To be done:
#1 In the relationship passage, what are the couple doing because they genuinely enjoy each other's company?
#2 Return the relationship passage word for word, starting with "We somehow fit" and going on through "in the past.".

Page text:
=-=-=

We somehow fit perfectly together from that day on, and the first date, the second and every other day after that. We spent so much time together, not because we felt we HAD to but because we genuinely enjoy each other’s company that we are moving in together. We decided that all the decisions we have made and will continue to make will not be to conform by what standards people say a relationship ought to follow or not follow. It is a gut feeling and when it happens, both people agree and see eye to eye and this is something rare and amazing for me having experienced the complete opposite in the past.

I remember one day having a conversation with him and the words that came out of his mouth were: “I don’t think you have ever dated someone like me because you would still have been with them to this day.” It gave me goose bumps because I knew that it was the truth.

So why did this relationship work for me but online dating failed?

=-=-=

Items:

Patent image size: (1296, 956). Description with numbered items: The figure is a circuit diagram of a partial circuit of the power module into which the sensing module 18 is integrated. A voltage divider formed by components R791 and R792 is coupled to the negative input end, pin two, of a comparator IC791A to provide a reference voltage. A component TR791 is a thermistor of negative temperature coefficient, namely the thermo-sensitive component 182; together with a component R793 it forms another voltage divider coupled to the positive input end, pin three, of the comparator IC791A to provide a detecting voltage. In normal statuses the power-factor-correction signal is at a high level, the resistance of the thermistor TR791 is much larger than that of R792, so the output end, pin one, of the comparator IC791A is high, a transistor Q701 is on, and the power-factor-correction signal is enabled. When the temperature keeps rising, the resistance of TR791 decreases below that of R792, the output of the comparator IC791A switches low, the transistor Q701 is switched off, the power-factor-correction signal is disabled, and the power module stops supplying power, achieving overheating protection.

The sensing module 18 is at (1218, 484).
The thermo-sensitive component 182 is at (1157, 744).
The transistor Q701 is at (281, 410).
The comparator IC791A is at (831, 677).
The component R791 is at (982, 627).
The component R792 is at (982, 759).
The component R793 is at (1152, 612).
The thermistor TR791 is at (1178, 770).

=-=-=

Expected responses:
#1 They are moving in together.

#2
We somehow fit perfectly together from that day on, and the first date, the second and every other day after that. We spent so much time together, not because we felt we HAD to but because we genuinely enjoy each other’s company that we are moving in together. We decided that all the decisions we have made and will continue to make will not be to conform by what standards people say a relationship ought to follow or not follow. It is a gut feeling and when it happens, both people agree and see eye to eye and this is something rare and amazing for me having experienced the complete opposite in the past.